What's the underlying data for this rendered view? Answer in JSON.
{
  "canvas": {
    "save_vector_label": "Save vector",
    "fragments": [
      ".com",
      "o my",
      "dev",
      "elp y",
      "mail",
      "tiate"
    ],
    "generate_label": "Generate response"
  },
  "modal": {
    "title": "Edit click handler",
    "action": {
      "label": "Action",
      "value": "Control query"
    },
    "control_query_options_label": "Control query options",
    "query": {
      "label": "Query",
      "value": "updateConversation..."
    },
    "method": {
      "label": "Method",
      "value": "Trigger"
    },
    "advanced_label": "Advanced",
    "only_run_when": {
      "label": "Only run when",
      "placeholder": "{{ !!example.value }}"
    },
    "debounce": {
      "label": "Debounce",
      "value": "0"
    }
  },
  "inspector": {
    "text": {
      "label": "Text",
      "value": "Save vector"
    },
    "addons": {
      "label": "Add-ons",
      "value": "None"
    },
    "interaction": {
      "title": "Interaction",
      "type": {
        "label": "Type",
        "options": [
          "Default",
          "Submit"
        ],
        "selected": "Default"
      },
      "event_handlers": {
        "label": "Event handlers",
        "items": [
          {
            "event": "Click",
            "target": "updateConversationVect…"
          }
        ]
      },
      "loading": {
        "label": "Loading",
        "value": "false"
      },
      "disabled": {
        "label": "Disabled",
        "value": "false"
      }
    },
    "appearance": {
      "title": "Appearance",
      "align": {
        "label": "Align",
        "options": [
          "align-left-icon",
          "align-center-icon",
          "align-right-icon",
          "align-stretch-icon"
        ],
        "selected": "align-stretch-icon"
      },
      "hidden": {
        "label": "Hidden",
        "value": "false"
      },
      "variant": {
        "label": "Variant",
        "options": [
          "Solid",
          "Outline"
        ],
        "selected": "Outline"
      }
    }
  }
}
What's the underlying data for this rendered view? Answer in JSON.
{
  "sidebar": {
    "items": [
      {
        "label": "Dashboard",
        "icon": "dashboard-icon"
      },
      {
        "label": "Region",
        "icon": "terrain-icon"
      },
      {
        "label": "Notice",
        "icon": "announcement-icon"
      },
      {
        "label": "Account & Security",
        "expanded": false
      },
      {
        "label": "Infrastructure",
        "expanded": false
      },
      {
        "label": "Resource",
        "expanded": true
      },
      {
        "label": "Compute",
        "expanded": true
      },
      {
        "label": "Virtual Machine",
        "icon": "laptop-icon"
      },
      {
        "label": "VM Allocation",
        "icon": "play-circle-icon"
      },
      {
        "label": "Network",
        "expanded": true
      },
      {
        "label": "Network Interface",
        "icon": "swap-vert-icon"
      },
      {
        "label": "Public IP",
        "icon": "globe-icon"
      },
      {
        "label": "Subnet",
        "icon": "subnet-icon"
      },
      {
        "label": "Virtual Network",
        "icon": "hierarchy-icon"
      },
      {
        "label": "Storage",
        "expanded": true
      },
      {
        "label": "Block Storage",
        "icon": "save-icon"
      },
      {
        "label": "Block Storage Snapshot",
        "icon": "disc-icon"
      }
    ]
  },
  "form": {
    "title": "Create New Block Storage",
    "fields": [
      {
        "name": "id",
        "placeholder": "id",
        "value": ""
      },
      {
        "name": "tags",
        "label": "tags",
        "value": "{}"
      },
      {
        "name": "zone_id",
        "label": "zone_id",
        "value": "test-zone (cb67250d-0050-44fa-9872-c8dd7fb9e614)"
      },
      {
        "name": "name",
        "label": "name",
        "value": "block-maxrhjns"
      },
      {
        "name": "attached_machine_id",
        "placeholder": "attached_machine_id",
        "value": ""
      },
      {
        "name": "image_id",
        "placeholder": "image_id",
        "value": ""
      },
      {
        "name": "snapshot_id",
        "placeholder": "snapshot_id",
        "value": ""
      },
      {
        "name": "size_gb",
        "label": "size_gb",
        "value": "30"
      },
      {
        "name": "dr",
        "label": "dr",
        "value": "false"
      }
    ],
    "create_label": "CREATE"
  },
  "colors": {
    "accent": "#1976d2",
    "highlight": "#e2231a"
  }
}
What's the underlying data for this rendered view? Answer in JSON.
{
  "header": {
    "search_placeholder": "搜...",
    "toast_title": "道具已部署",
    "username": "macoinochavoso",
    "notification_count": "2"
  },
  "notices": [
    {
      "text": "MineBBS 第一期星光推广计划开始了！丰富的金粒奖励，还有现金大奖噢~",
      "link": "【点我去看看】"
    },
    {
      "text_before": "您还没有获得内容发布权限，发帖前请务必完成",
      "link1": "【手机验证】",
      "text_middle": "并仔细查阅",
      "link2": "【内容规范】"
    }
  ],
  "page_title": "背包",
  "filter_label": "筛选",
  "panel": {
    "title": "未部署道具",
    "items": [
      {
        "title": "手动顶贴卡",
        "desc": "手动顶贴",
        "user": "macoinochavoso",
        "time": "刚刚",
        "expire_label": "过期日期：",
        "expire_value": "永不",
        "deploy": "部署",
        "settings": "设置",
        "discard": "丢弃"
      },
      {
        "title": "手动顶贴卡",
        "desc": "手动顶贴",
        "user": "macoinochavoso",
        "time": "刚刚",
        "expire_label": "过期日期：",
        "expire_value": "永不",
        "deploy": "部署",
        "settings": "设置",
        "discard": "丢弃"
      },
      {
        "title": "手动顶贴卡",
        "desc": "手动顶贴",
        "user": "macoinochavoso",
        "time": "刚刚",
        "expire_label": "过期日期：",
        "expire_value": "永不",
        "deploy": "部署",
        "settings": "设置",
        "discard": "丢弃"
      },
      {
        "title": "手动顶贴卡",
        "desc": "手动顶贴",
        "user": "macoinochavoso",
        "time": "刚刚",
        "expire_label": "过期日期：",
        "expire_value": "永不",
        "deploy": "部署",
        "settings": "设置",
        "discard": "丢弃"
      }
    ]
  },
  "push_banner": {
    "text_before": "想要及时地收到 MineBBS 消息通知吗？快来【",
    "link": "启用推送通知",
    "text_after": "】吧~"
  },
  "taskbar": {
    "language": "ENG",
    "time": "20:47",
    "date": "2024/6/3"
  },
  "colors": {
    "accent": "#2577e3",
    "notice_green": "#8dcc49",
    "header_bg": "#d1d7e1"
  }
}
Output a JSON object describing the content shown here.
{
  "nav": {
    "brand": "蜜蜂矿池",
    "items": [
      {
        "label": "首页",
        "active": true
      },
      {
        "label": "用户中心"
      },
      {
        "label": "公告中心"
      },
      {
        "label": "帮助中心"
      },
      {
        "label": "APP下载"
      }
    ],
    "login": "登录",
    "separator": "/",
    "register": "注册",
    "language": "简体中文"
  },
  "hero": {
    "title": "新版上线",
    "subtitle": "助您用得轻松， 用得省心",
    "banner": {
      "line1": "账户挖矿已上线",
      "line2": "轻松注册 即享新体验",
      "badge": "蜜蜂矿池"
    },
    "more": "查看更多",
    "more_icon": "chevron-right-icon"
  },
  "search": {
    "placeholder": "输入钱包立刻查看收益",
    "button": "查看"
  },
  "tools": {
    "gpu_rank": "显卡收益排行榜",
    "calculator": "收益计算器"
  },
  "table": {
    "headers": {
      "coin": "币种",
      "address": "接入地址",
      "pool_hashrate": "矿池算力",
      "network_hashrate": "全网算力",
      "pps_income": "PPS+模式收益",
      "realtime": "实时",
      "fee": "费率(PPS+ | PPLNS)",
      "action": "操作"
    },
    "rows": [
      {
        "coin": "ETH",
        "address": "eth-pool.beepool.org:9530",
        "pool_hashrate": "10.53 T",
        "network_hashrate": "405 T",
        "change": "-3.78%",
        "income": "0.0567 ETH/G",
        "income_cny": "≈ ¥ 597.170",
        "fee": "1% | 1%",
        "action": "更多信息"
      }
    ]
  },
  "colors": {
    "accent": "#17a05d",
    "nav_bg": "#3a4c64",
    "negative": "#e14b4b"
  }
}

================================

CHALLENGE –
Transcribe the records above exactly, but only from the line that contains "Output a JSON" through their final line, inclusive.

RESPONSE TO THE EXERCISE –
Output a JSON object describing the content shown here.
{
  "nav": {
    "brand": "蜜蜂矿池",
    "items": [
      {
        "label": "首页",
        "active": true
      },
      {
        "label": "用户中心"
      },
      {
        "label": "公告中心"
      },
      {
        "label": "帮助中心"
      },
      {
        "label": "APP下载"
      }
    ],
    "login": "登录",
    "separator": "/",
    "register": "注册",
    "language": "简体中文"
  },
  "hero": {
    "title": "新版上线",
    "subtitle": "助您用得轻松， 用得省心",
    "banner": {
      "line1": "账户挖矿已上线",
      "line2": "轻松注册 即享新体验",
      "badge": "蜜蜂矿池"
    },
    "more": "查看更多",
    "more_icon": "chevron-right-icon"
  },
  "search": {
    "placeholder": "输入钱包立刻查看收益",
    "button": "查看"
  },
  "tools": {
    "gpu_rank": "显卡收益排行榜",
    "calculator": "收益计算器"
  },
  "table": {
    "headers": {
      "coin": "币种",
      "address": "接入地址",
      "pool_hashrate": "矿池算力",
      "network_hashrate": "全网算力",
      "pps_income": "PPS+模式收益",
      "realtime": "实时",
      "fee": "费率(PPS+ | PPLNS)",
      "action": "操作"
    },
    "rows": [
      {
        "coin": "ETH",
        "address": "eth-pool.beepool.org:9530",
        "pool_hashrate": "10.53 T",
        "network_hashrate": "405 T",
        "change": "-3.78%",
        "income": "0.0567 ETH/G",
        "income_cny": "≈ ¥ 597.170",
        "fee": "1% | 1%",
        "action": "更多信息"
      }
    ]
  },
  "colors": {
    "accent": "#17a05d",
    "nav_bg": "#3a4c64",
    "negative": "#e14b4b"
  }
}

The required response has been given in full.